■ Work to complete ■
Return the listing below in full, with every line exactly as it is.

## start Information given

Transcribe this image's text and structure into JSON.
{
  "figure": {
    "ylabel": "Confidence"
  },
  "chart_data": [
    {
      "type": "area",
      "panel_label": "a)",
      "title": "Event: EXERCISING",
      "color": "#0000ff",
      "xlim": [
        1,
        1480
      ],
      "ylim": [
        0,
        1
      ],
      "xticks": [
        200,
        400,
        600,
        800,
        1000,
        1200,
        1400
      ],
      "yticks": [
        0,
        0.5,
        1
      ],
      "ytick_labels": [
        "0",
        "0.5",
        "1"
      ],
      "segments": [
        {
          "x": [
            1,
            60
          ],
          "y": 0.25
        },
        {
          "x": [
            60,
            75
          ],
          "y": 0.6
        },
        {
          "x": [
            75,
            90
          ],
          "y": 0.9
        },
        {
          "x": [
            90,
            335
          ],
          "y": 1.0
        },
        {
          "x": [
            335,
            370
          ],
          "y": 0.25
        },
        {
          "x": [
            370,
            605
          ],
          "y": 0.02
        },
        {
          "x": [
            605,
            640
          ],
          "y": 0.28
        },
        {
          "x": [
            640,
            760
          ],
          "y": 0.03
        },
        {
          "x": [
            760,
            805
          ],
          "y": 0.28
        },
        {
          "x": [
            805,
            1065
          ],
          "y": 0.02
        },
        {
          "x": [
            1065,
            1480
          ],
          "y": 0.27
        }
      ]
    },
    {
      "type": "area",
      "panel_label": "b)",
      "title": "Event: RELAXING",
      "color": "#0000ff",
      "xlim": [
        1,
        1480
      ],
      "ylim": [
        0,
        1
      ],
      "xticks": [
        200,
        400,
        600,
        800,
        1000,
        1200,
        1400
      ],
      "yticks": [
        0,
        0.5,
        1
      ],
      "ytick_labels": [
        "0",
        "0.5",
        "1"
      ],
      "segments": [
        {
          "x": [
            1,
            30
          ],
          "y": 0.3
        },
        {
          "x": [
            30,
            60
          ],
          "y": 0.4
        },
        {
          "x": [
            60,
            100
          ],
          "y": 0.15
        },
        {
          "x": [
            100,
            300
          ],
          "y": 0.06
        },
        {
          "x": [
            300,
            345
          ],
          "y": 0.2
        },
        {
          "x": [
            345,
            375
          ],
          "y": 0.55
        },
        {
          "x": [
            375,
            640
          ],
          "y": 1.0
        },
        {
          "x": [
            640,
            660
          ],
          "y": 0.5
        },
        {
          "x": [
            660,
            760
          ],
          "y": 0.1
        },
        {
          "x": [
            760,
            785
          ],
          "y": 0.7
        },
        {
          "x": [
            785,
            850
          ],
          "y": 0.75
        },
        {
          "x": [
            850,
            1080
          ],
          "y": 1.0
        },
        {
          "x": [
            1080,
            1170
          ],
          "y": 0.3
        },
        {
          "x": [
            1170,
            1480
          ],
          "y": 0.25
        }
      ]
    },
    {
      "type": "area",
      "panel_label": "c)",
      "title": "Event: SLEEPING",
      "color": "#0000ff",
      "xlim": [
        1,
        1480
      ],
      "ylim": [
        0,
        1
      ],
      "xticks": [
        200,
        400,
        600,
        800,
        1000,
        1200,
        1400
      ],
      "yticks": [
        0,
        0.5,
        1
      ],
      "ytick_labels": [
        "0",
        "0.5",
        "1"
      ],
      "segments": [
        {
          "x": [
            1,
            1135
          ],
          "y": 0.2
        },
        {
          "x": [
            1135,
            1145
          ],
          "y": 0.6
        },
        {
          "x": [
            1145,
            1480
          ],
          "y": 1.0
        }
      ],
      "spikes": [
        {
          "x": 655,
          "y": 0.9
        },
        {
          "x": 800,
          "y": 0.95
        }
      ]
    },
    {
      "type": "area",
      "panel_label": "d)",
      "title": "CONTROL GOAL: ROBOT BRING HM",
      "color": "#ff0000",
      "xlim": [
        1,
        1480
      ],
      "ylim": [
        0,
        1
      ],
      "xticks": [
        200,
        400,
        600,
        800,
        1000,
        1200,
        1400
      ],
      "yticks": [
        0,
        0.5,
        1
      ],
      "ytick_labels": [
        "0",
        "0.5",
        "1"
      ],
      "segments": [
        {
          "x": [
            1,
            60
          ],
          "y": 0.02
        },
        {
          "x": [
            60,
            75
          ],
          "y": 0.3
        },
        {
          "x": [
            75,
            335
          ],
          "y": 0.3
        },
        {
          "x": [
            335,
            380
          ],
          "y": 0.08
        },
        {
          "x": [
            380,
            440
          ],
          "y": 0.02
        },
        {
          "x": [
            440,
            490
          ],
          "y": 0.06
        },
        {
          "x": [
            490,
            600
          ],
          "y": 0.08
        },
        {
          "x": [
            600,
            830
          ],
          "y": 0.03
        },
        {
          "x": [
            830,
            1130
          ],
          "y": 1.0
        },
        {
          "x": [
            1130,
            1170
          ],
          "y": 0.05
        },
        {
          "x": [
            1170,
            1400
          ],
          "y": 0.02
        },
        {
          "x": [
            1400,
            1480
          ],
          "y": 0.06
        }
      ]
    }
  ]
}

## end Information given

■ Result of the task ■
Transcribe this image's text and structure into JSON.
{
  "figure": {
    "ylabel": "Confidence"
  },
  "chart_data": [
    {
      "type": "area",
      "panel_label": "a)",
      "title": "Event: EXERCISING",
      "color": "#0000ff",
      "xlim": [
        1,
        1480
      ],
      "ylim": [
        0,
        1
      ],
      "xticks": [
        200,
        400,
        600,
        800,
        1000,
        1200,
        1400
      ],
      "yticks": [
        0,
        0.5,
        1
      ],
      "ytick_labels": [
        "0",
        "0.5",
        "1"
      ],
      "segments": [
        {
          "x": [
            1,
            60
          ],
          "y": 0.25
        },
        {
          "x": [
            60,
            75
          ],
          "y": 0.6
        },
        {
          "x": [
            75,
            90
          ],
          "y": 0.9
        },
        {
          "x": [
            90,
            335
          ],
          "y": 1.0
        },
        {
          "x": [
            335,
            370
          ],
          "y": 0.25
        },
        {
          "x": [
            370,
            605
          ],
          "y": 0.02
        },
        {
          "x": [
            605,
            640
          ],
          "y": 0.28
        },
        {
          "x": [
            640,
            760
          ],
          "y": 0.03
        },
        {
          "x": [
            760,
            805
          ],
          "y": 0.28
        },
        {
          "x": [
            805,
            1065
          ],
          "y": 0.02
        },
        {
          "x": [
            1065,
            1480
          ],
          "y": 0.27
        }
      ]
    },
    {
      "type": "area",
      "panel_label": "b)",
      "title": "Event: RELAXING",
      "color": "#0000ff",
      "xlim": [
        1,
        1480
      ],
      "ylim": [
        0,
        1
      ],
      "xticks": [
        200,
        400,
        600,
        800,
        1000,
        1200,
        1400
      ],
      "yticks": [
        0,
        0.5,
        1
      ],
      "ytick_labels": [
        "0",
        "0.5",
        "1"
      ],
      "segments": [
        {
          "x": [
            1,
            30
          ],
          "y": 0.3
        },
        {
          "x": [
            30,
            60
          ],
          "y": 0.4
        },
        {
          "x": [
            60,
            100
          ],
          "y": 0.15
        },
        {
          "x": [
            100,
            300
          ],
          "y": 0.06
        },
        {
          "x": [
            300,
            345
          ],
          "y": 0.2
        },
        {
          "x": [
            345,
            375
          ],
          "y": 0.55
        },
        {
          "x": [
            375,
            640
          ],
          "y": 1.0
        },
        {
          "x": [
            640,
            660
          ],
          "y": 0.5
        },
        {
          "x": [
            660,
            760
          ],
          "y": 0.1
        },
        {
          "x": [
            760,
            785
          ],
          "y": 0.7
        },
        {
          "x": [
            785,
            850
          ],
          "y": 0.75
        },
        {
          "x": [
            850,
            1080
          ],
          "y": 1.0
        },
        {
          "x": [
            1080,
            1170
          ],
          "y": 0.3
        },
        {
          "x": [
            1170,
            1480
          ],
          "y": 0.25
        }
      ]
    },
    {
      "type": "area",
      "panel_label": "c)",
      "title": "Event: SLEEPING",
      "color": "#0000ff",
      "xlim": [
        1,
        1480
      ],
      "ylim": [
        0,
        1
      ],
      "xticks": [
        200,
        400,
        600,
        800,
        1000,
        1200,
        1400
      ],
      "yticks": [
        0,
        0.5,
        1
      ],
      "ytick_labels": [
        "0",
        "0.5",
        "1"
      ],
      "segments": [
        {
          "x": [
            1,
            1135
          ],
          "y": 0.2
        },
        {
          "x": [
            1135,
            1145
          ],
          "y": 0.6
        },
        {
          "x": [
            1145,
            1480
          ],
          "y": 1.0
        }
      ],
      "spikes": [
        {
          "x": 655,
          "y": 0.9
        },
        {
          "x": 800,
          "y": 0.95
        }
      ]
    },
    {
      "type": "area",
      "panel_label": "d)",
      "title": "CONTROL GOAL: ROBOT BRING HM",
      "color": "#ff0000",
      "xlim": [
        1,
        1480
      ],
      "ylim": [
        0,
        1
      ],
      "xticks": [
        200,
        400,
        600,
        800,
        1000,
        1200,
        1400
      ],
      "yticks": [
        0,
        0.5,
        1
      ],
      "ytick_labels": [
        "0",
        "0.5",
        "1"
      ],
      "segments": [
        {
          "x": [
            1,
            60
          ],
          "y": 0.02
        },
        {
          "x": [
            60,
            75
          ],
          "y": 0.3
        },
        {
          "x": [
            75,
            335
          ],
          "y": 0.3
        },
        {
          "x": [
            335,
            380
          ],
          "y": 0.08
        },
        {
          "x": [
            380,
            440
          ],
          "y": 0.02
        },
        {
          "x": [
            440,
            490
          ],
          "y": 0.06
        },
        {
          "x": [
            490,
            600
          ],
          "y": 0.08
        },
        {
          "x": [
            600,
            830
          ],
          "y": 0.03
        },
        {
          "x": [
            830,
            1130
          ],
          "y": 1.0
        },
        {
          "x": [
            1130,
            1170
          ],
          "y": 0.05
        },
        {
          "x": [
            1170,
            1400
          ],
          "y": 0.02
        },
        {
          "x": [
            1400,
            1480
          ],
          "y": 0.06
        }
      ]
    }
  ]
}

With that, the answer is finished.